Return the lines where the word "Sachs" occurs.

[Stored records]
----

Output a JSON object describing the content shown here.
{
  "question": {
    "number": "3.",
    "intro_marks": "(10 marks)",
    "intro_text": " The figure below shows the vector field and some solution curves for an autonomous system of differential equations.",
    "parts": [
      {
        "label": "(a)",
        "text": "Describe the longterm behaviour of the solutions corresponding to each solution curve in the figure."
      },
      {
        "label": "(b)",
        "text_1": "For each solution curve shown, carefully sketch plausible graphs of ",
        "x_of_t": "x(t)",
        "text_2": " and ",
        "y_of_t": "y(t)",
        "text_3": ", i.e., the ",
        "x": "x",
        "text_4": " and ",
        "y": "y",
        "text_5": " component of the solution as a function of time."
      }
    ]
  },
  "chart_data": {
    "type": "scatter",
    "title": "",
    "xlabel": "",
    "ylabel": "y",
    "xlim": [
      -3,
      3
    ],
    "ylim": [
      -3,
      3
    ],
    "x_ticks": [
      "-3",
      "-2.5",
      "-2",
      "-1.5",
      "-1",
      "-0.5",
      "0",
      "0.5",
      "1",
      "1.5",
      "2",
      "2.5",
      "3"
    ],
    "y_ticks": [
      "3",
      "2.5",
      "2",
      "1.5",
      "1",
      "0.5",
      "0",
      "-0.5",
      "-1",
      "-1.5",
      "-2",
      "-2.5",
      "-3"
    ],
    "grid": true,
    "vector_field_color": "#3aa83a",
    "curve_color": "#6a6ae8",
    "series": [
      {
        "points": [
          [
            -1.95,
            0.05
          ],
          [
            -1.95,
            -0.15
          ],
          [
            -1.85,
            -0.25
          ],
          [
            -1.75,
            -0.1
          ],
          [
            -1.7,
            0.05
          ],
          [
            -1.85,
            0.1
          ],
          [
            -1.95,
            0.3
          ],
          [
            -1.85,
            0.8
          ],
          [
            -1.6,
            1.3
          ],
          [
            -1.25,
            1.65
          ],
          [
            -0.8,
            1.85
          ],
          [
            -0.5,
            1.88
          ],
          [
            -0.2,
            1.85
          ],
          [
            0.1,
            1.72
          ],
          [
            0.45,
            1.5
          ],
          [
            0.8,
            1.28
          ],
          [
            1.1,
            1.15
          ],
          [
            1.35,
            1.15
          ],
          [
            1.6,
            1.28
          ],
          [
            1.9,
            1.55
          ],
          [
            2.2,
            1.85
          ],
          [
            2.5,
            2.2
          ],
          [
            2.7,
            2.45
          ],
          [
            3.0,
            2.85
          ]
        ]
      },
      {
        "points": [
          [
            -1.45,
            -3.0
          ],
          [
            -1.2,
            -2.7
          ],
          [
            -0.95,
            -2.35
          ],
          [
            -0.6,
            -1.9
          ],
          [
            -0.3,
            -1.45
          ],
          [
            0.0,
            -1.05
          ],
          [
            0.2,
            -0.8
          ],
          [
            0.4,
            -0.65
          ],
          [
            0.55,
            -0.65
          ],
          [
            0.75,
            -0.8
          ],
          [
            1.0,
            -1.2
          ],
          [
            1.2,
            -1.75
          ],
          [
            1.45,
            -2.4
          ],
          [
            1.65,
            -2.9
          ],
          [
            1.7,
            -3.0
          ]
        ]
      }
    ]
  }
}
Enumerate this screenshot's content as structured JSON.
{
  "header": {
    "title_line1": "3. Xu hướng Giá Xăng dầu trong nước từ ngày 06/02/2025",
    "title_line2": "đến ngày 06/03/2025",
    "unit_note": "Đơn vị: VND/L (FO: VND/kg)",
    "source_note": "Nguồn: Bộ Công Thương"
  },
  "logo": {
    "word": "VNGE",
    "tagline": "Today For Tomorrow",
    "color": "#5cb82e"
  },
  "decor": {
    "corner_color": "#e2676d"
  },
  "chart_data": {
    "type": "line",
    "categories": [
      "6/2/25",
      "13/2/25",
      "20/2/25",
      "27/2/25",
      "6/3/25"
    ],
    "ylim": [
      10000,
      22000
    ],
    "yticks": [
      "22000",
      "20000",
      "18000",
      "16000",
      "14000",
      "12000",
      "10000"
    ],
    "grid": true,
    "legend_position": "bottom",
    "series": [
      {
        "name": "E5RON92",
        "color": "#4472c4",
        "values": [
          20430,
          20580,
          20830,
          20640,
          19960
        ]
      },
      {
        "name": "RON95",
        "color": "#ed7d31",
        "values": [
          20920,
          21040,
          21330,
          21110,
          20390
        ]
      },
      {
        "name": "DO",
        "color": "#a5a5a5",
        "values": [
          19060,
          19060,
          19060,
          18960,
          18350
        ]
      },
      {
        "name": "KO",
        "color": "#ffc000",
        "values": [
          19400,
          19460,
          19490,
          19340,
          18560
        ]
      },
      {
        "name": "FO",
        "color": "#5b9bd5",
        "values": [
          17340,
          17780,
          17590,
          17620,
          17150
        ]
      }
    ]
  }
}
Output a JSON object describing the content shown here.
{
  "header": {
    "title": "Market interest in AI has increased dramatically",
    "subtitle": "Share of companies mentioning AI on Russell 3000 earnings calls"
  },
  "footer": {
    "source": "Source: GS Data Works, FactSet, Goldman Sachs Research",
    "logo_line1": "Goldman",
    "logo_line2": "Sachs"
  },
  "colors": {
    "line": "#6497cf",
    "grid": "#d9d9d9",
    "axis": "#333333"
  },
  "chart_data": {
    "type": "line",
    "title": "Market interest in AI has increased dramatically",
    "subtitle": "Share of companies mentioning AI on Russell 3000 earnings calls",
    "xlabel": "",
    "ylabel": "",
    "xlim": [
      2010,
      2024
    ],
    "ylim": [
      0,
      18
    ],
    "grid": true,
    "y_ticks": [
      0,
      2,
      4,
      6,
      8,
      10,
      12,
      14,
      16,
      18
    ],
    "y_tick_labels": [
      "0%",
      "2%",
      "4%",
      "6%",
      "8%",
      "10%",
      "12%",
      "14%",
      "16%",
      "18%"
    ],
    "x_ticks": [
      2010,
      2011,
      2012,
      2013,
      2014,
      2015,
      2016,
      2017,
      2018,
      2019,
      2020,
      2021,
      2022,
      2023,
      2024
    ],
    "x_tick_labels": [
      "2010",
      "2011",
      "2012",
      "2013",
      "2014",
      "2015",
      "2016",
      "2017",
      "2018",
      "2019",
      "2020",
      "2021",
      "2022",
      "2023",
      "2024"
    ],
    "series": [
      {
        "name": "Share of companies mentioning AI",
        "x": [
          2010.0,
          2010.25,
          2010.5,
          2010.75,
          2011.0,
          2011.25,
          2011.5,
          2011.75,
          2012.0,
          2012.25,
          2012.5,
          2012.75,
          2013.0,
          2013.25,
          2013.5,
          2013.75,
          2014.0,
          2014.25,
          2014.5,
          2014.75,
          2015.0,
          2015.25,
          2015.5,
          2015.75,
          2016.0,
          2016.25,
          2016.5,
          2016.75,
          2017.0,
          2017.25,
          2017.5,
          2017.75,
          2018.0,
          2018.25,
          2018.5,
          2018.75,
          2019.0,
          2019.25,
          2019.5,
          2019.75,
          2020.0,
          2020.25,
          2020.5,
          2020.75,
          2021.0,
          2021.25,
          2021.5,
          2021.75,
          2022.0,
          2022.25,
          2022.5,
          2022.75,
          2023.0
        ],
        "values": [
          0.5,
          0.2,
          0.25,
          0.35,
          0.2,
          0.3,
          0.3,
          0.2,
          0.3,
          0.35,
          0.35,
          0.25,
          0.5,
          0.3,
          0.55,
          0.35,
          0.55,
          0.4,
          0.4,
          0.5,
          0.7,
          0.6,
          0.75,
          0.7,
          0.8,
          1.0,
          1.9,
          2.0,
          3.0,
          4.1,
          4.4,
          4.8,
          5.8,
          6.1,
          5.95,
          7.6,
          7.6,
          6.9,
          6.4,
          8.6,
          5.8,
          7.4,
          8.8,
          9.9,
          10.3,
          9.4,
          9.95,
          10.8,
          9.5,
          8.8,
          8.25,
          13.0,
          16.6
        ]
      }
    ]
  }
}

----

=== PROBLEM SOLUTION ===
    "source": "Source: GS Data Works, FactSet, Goldman Sachs Research",
    "logo_line2": "Sachs"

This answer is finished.